§ The task: Your task is to transcribe all of the records exactly and leave out the pictures.

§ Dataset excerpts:
──────

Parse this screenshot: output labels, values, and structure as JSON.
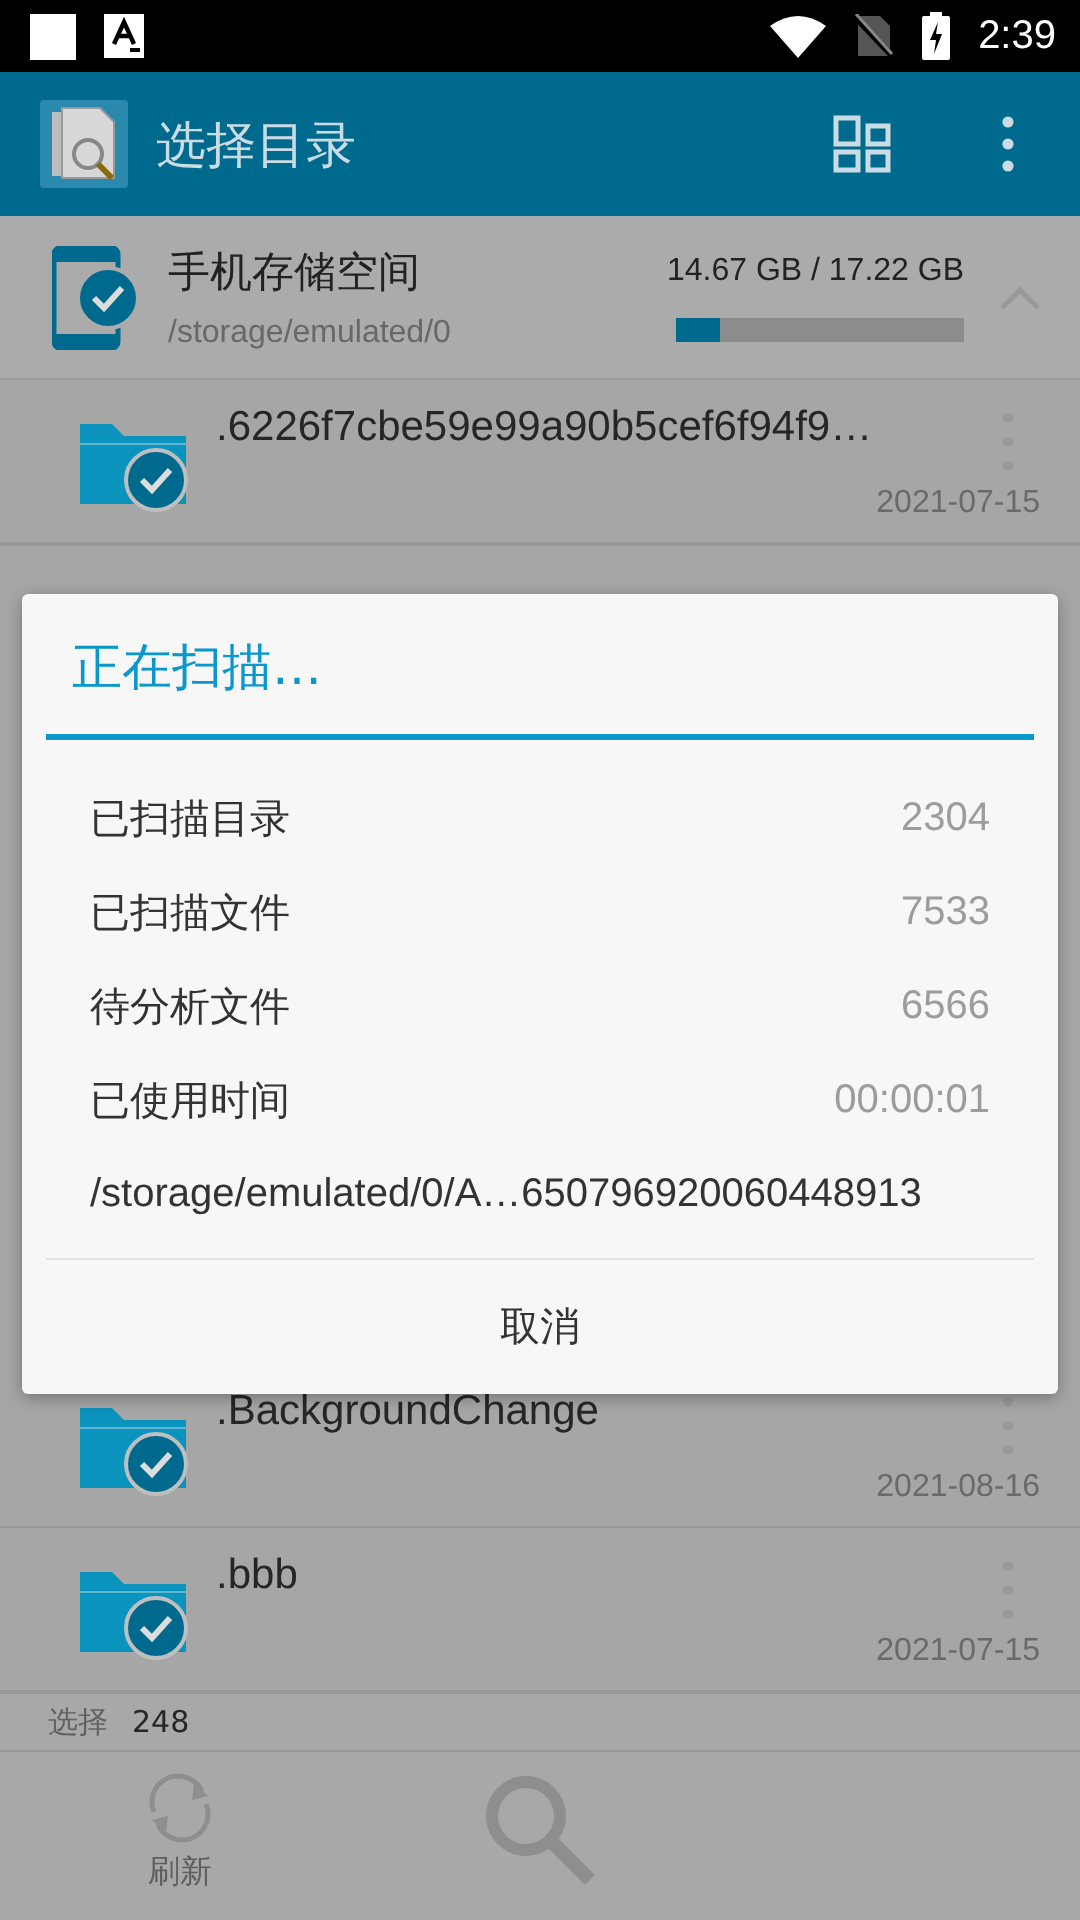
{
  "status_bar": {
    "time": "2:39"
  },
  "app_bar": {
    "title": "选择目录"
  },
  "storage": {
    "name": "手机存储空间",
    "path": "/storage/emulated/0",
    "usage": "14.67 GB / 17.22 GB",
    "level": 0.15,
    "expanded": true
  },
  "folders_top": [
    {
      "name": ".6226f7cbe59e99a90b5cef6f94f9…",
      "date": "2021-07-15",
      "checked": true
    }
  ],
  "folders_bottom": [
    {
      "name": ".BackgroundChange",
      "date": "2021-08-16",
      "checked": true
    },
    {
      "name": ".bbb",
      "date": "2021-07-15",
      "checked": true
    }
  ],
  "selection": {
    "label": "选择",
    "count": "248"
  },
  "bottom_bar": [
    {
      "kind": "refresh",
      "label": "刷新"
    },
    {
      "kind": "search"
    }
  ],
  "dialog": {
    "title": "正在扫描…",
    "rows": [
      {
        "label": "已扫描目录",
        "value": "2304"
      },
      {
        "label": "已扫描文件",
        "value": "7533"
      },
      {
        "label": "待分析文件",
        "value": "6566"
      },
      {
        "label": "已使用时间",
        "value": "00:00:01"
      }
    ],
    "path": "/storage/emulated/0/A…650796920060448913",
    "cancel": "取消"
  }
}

──────

§ Solution:
Parse this screenshot: output labels, values, and structure as JSON.
{
  "status_bar": {
    "time": "2:39"
  },
  "app_bar": {
    "title": "选择目录"
  },
  "storage": {
    "name": "手机存储空间",
    "path": "/storage/emulated/0",
    "usage": "14.67 GB / 17.22 GB",
    "level": 0.15,
    "expanded": true
  },
  "folders_top": [
    {
      "name": ".6226f7cbe59e99a90b5cef6f94f9…",
      "date": "2021-07-15",
      "checked": true
    }
  ],
  "folders_bottom": [
    {
      "name": ".BackgroundChange",
      "date": "2021-08-16",
      "checked": true
    },
    {
      "name": ".bbb",
      "date": "2021-07-15",
      "checked": true
    }
  ],
  "selection": {
    "label": "选择",
    "count": "248"
  },
  "bottom_bar": [
    {
      "kind": "refresh",
      "label": "刷新"
    },
    {
      "kind": "search"
    }
  ],
  "dialog": {
    "title": "正在扫描…",
    "rows": [
      {
        "label": "已扫描目录",
        "value": "2304"
      },
      {
        "label": "已扫描文件",
        "value": "7533"
      },
      {
        "label": "待分析文件",
        "value": "6566"
      },
      {
        "label": "已使用时间",
        "value": "00:00:01"
      }
    ],
    "path": "/storage/emulated/0/A…650796920060448913",
    "cancel": "取消"
  }
}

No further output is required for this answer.